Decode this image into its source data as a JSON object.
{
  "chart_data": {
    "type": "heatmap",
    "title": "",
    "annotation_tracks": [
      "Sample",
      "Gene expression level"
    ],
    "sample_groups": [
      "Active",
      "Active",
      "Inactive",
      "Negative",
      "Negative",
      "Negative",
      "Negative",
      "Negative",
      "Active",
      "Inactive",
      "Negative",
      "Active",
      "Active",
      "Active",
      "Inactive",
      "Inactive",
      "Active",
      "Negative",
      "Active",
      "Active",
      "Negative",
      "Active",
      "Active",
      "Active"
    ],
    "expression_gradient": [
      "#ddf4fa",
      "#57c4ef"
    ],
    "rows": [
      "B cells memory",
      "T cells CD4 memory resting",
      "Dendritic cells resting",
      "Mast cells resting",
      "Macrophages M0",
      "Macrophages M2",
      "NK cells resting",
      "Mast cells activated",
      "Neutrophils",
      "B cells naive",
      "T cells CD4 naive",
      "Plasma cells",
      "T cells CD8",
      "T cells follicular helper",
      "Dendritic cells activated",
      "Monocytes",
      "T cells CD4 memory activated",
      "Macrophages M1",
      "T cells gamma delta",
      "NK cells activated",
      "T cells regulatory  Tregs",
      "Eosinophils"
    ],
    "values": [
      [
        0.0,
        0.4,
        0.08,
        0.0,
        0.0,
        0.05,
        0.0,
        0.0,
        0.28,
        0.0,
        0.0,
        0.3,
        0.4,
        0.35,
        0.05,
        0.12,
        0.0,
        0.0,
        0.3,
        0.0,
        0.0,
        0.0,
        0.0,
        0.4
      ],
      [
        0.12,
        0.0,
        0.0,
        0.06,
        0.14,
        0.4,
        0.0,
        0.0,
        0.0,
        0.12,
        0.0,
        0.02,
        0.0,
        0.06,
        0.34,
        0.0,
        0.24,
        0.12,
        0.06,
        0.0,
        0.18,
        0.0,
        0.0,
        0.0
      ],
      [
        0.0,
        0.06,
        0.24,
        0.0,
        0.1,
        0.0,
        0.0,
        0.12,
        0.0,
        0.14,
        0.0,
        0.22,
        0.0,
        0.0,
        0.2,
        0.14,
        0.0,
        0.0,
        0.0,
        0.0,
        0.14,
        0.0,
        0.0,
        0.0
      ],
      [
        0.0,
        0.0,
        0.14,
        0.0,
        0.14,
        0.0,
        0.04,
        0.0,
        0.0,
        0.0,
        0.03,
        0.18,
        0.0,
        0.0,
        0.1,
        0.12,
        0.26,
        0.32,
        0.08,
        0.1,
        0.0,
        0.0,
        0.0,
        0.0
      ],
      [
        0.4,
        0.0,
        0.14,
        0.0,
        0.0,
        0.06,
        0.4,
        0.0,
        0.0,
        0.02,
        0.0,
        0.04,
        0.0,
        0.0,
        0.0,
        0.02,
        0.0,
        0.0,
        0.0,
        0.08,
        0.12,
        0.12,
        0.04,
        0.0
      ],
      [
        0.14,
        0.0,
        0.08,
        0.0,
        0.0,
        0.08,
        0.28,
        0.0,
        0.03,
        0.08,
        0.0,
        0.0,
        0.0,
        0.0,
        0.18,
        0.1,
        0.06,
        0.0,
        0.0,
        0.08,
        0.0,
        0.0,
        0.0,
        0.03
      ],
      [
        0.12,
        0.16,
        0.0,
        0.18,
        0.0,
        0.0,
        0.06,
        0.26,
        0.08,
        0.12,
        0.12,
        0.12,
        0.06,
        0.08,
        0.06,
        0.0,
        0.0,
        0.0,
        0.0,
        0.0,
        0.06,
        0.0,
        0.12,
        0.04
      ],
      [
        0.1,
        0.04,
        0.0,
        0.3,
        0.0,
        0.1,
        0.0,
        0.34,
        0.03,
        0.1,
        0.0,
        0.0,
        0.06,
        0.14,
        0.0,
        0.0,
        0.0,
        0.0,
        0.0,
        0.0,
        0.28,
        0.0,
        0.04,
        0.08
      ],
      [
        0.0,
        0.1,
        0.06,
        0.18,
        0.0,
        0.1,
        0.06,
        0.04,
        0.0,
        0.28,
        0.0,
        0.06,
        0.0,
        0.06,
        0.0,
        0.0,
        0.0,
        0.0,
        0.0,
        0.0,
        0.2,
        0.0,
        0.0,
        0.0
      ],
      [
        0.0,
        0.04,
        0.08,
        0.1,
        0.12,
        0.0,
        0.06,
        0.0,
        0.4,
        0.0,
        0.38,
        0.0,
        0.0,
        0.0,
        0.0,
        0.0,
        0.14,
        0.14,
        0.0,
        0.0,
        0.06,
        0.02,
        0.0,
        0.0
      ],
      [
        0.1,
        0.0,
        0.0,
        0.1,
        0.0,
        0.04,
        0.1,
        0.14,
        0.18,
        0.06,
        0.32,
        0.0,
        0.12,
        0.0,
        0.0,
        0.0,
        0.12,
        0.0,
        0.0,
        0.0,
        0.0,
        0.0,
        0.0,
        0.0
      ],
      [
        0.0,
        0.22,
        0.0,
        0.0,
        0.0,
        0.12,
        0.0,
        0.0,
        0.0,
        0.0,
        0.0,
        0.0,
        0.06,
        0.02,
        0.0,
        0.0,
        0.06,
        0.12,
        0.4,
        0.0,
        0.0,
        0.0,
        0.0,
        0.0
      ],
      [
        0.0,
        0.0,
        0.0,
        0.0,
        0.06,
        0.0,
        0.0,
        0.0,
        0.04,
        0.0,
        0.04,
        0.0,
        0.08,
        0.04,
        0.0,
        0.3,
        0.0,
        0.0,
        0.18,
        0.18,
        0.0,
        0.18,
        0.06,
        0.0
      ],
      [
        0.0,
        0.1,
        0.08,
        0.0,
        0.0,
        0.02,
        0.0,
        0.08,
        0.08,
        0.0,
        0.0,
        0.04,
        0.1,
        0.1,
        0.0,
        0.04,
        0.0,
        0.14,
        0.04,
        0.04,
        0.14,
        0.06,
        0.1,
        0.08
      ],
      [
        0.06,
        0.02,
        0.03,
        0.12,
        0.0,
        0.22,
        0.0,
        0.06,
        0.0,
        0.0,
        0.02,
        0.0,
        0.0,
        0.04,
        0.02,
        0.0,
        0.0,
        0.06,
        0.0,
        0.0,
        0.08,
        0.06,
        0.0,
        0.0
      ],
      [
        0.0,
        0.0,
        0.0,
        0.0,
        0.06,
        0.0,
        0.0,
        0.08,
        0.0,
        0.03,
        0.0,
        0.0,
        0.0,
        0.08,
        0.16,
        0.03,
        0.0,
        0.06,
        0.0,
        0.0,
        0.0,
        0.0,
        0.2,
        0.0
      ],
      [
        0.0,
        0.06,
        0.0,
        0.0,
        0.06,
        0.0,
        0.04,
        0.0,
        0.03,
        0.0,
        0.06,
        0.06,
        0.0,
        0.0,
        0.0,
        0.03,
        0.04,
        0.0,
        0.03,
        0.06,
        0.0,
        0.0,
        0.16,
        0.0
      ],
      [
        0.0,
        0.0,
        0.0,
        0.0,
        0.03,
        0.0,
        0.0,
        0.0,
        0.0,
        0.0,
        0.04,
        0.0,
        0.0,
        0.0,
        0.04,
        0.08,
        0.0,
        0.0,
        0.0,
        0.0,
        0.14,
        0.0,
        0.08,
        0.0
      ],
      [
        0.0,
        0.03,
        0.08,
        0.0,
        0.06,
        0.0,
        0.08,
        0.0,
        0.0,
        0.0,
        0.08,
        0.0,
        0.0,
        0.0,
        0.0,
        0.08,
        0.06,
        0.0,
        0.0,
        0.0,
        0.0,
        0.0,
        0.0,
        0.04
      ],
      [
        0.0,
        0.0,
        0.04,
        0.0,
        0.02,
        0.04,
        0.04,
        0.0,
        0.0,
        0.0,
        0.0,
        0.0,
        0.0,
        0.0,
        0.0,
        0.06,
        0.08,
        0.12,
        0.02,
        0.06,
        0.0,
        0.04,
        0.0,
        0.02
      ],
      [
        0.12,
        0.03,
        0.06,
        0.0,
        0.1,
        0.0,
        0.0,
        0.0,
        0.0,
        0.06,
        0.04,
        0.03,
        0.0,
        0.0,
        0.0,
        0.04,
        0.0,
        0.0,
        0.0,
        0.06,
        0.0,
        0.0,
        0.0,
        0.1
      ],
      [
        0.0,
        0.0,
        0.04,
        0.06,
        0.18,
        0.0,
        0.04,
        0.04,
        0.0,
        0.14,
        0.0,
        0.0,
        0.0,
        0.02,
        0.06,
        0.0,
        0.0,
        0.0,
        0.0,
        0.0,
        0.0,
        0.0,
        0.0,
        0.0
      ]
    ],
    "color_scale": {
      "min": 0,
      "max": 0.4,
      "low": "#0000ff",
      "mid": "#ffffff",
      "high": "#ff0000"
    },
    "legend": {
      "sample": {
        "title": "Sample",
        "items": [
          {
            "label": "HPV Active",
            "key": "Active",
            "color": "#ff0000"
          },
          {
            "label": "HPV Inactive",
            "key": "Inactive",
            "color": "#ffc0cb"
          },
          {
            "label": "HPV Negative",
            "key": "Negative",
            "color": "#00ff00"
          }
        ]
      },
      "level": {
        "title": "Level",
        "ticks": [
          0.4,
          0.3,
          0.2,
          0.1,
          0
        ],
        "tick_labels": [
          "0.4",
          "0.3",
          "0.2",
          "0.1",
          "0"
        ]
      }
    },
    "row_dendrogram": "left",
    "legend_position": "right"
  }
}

___

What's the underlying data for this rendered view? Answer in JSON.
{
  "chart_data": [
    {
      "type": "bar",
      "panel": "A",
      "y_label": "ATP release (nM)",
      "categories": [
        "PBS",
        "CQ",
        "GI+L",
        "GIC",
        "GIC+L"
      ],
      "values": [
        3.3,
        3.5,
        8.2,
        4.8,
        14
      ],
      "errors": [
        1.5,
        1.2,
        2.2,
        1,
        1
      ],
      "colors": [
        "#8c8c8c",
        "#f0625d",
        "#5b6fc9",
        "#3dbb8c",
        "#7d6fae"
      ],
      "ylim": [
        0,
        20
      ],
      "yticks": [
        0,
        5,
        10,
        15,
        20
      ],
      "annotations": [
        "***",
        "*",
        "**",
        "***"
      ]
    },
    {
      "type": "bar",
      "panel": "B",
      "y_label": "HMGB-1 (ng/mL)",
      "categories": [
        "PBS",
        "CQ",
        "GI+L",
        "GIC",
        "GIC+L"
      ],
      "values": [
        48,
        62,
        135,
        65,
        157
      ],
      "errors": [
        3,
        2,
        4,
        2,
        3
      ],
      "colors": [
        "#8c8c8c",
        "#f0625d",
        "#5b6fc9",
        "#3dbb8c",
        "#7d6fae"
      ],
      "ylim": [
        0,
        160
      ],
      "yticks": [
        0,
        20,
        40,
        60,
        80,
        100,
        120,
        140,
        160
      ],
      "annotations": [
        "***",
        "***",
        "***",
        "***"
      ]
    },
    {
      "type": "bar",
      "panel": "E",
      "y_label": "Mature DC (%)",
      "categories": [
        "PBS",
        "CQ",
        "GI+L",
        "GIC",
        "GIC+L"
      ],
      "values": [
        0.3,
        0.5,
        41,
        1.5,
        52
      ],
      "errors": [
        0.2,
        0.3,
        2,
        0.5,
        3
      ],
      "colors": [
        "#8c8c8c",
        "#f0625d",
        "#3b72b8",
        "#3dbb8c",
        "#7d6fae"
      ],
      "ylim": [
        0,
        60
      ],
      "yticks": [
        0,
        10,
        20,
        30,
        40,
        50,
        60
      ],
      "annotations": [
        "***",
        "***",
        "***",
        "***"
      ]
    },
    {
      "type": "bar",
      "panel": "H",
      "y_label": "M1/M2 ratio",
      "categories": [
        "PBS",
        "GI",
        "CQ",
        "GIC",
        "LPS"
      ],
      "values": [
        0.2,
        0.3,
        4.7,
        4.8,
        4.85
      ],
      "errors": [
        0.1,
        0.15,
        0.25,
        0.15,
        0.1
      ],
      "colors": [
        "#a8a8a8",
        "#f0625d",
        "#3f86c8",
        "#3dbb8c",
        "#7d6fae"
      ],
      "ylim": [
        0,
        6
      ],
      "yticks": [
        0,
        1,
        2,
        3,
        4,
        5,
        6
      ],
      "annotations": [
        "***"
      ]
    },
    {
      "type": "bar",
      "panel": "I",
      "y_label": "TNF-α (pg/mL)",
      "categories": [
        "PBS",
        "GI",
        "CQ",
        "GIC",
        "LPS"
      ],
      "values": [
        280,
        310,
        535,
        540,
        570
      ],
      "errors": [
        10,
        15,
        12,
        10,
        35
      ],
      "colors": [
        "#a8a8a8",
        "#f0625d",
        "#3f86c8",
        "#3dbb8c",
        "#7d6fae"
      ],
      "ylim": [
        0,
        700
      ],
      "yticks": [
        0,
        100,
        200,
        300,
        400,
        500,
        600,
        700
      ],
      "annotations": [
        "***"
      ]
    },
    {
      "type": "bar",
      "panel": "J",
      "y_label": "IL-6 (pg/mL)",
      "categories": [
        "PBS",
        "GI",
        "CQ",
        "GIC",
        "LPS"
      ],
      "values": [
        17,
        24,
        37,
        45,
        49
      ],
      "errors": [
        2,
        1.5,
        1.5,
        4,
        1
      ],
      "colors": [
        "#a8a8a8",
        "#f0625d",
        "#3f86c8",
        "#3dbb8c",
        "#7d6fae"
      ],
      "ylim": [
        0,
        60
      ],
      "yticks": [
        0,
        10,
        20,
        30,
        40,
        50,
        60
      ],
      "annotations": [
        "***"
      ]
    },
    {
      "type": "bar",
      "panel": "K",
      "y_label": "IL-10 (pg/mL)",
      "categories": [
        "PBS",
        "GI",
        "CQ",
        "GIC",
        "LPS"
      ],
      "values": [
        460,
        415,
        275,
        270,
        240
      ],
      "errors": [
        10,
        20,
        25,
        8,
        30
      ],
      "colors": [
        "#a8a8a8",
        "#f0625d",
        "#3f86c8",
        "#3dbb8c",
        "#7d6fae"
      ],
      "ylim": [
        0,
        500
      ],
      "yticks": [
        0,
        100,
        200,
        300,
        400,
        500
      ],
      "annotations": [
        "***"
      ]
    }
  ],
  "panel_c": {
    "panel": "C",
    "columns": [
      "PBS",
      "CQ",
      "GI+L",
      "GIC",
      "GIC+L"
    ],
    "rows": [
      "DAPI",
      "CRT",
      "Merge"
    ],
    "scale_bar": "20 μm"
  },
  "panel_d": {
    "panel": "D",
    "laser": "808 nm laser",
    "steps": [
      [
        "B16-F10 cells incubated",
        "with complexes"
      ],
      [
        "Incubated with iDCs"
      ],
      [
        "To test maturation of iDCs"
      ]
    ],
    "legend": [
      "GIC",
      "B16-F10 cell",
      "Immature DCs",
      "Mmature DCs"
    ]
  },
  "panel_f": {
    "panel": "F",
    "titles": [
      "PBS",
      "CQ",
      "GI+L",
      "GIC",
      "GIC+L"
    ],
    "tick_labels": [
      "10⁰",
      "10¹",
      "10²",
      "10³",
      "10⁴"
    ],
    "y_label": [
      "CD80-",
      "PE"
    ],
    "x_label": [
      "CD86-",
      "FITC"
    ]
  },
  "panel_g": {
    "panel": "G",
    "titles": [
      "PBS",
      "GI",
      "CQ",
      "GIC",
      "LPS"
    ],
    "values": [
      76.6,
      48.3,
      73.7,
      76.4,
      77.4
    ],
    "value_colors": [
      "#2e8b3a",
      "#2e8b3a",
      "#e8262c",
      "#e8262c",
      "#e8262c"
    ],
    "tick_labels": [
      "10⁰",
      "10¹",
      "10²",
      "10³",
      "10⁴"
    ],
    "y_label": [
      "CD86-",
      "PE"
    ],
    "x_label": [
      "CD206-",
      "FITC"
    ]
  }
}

___

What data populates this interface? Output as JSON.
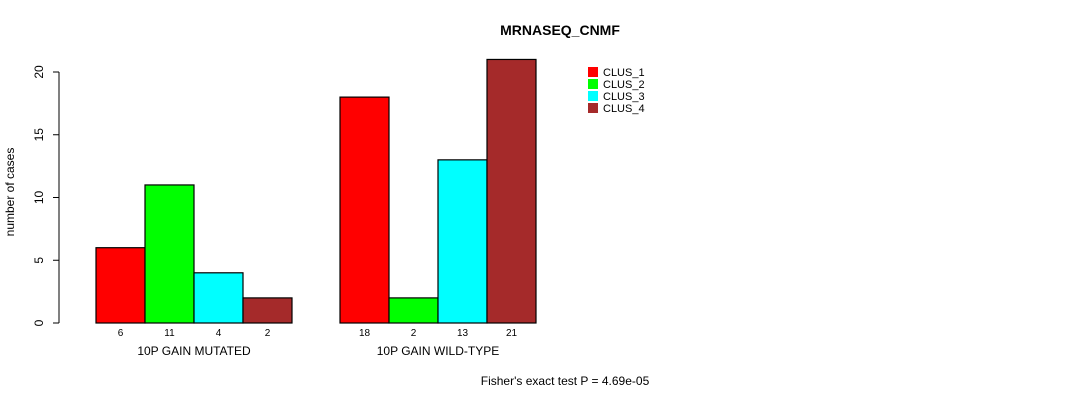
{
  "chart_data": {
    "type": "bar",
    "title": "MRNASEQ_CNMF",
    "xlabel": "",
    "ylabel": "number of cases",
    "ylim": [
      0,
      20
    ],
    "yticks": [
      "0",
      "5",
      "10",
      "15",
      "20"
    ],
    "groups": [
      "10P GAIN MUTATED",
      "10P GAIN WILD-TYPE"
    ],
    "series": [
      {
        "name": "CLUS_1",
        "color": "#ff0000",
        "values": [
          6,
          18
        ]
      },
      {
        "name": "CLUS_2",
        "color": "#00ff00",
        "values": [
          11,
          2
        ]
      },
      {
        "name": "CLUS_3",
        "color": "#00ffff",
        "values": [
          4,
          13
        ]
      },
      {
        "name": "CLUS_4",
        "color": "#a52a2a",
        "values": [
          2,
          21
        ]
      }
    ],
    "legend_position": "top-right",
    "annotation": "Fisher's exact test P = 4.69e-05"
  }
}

___

• YOUR ASSIGNMENT:
Look through the entries above. Copy out every line holding the word "resting".

• TASK RESPONSE:
      "T cells CD4 memory resting",
      "Dendritic cells resting",
      "Mast cells resting",
      "NK cells resting",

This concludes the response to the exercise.